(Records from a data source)
++++
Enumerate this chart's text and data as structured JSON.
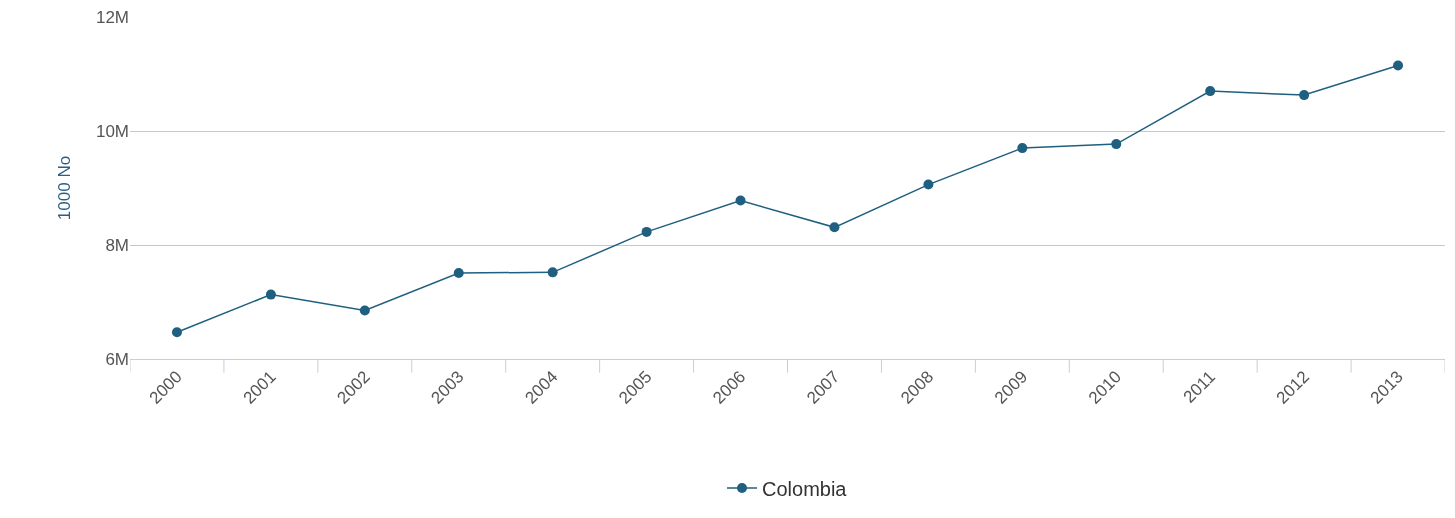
{
  "chart_data": {
    "type": "line",
    "ylabel": "1000 No",
    "categories": [
      "2000",
      "2001",
      "2002",
      "2003",
      "2004",
      "2005",
      "2006",
      "2007",
      "2008",
      "2009",
      "2010",
      "2011",
      "2012",
      "2013"
    ],
    "series": [
      {
        "name": "Colombia",
        "color": "#1f5f80",
        "values": [
          6470000,
          7130000,
          6850000,
          7510000,
          7520000,
          8230000,
          8780000,
          8310000,
          9060000,
          9700000,
          9770000,
          10700000,
          10630000,
          11150000
        ]
      }
    ],
    "ylim": [
      6000000,
      12000000
    ],
    "yticks": [
      {
        "value": 6000000,
        "label": "6M"
      },
      {
        "value": 8000000,
        "label": "8M"
      },
      {
        "value": 10000000,
        "label": "10M"
      },
      {
        "value": 12000000,
        "label": "12M"
      }
    ],
    "grid": "y",
    "legend": "bottom",
    "marker": "circle",
    "line_style": "solid"
  }
}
++++
### EXERCISE TASK
Output an exact copy of the material, with the pictures removed.

### THE COMPLETED TASK
Enumerate this chart's text and data as structured JSON.
{
  "chart_data": {
    "type": "line",
    "ylabel": "1000 No",
    "categories": [
      "2000",
      "2001",
      "2002",
      "2003",
      "2004",
      "2005",
      "2006",
      "2007",
      "2008",
      "2009",
      "2010",
      "2011",
      "2012",
      "2013"
    ],
    "series": [
      {
        "name": "Colombia",
        "color": "#1f5f80",
        "values": [
          6470000,
          7130000,
          6850000,
          7510000,
          7520000,
          8230000,
          8780000,
          8310000,
          9060000,
          9700000,
          9770000,
          10700000,
          10630000,
          11150000
        ]
      }
    ],
    "ylim": [
      6000000,
      12000000
    ],
    "yticks": [
      {
        "value": 6000000,
        "label": "6M"
      },
      {
        "value": 8000000,
        "label": "8M"
      },
      {
        "value": 10000000,
        "label": "10M"
      },
      {
        "value": 12000000,
        "label": "12M"
      }
    ],
    "grid": "y",
    "legend": "bottom",
    "marker": "circle",
    "line_style": "solid"
  }
}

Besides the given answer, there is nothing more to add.